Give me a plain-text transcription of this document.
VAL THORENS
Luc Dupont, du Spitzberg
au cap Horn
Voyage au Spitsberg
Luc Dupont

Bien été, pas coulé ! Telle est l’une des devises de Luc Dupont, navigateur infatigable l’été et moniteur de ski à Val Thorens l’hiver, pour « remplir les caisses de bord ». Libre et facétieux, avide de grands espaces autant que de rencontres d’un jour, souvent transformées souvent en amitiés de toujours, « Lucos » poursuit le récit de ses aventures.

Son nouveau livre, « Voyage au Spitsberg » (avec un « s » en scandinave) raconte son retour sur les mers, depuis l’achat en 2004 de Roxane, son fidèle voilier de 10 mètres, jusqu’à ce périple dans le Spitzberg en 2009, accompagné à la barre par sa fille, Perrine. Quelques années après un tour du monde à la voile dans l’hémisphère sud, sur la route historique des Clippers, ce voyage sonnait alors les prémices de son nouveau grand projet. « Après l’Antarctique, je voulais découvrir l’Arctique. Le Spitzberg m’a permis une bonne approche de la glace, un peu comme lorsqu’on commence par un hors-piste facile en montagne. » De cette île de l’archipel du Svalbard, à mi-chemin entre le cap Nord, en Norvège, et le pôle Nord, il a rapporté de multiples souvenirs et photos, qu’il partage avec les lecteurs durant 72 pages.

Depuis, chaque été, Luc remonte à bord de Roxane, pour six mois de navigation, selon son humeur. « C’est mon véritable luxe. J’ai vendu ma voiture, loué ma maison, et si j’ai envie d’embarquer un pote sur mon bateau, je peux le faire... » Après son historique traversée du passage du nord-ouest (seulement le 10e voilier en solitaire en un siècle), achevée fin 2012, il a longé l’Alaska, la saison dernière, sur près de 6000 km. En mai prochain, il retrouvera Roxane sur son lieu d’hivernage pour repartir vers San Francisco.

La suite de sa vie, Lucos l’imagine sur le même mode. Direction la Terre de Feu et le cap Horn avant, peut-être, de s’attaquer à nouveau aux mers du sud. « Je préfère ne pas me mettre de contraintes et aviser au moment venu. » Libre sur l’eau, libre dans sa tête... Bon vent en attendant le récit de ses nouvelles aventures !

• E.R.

Exercise brief:
The records above are to be repeated exactly, in their entirety.

Task solution:
Give me a plain-text transcription of this document.
VAL THORENS
Luc Dupont, du Spitzberg
au cap Horn
Voyage au Spitsberg
Luc Dupont

Bien été, pas coulé ! Telle est l’une des devises de Luc Dupont, navigateur infatigable l’été et moniteur de ski à Val Thorens l’hiver, pour « remplir les caisses de bord ». Libre et facétieux, avide de grands espaces autant que de rencontres d’un jour, souvent transformées souvent en amitiés de toujours, « Lucos » poursuit le récit de ses aventures.

Son nouveau livre, « Voyage au Spitsberg » (avec un « s » en scandinave) raconte son retour sur les mers, depuis l’achat en 2004 de Roxane, son fidèle voilier de 10 mètres, jusqu’à ce périple dans le Spitzberg en 2009, accompagné à la barre par sa fille, Perrine. Quelques années après un tour du monde à la voile dans l’hémisphère sud, sur la route historique des Clippers, ce voyage sonnait alors les prémices de son nouveau grand projet. « Après l’Antarctique, je voulais découvrir l’Arctique. Le Spitzberg m’a permis une bonne approche de la glace, un peu comme lorsqu’on commence par un hors-piste facile en montagne. » De cette île de l’archipel du Svalbard, à mi-chemin entre le cap Nord, en Norvège, et le pôle Nord, il a rapporté de multiples souvenirs et photos, qu’il partage avec les lecteurs durant 72 pages.

Depuis, chaque été, Luc remonte à bord de Roxane, pour six mois de navigation, selon son humeur. « C’est mon véritable luxe. J’ai vendu ma voiture, loué ma maison, et si j’ai envie d’embarquer un pote sur mon bateau, je peux le faire... » Après son historique traversée du passage du nord-ouest (seulement le 10e voilier en solitaire en un siècle), achevée fin 2012, il a longé l’Alaska, la saison dernière, sur près de 6000 km. En mai prochain, il retrouvera Roxane sur son lieu d’hivernage pour repartir vers San Francisco.

La suite de sa vie, Lucos l’imagine sur le même mode. Direction la Terre de Feu et le cap Horn avant, peut-être, de s’attaquer à nouveau aux mers du sud. « Je préfère ne pas me mettre de contraintes et aviser au moment venu. » Libre sur l’eau, libre dans sa tête... Bon vent en attendant le récit de ses nouvelles aventures !

• E.R.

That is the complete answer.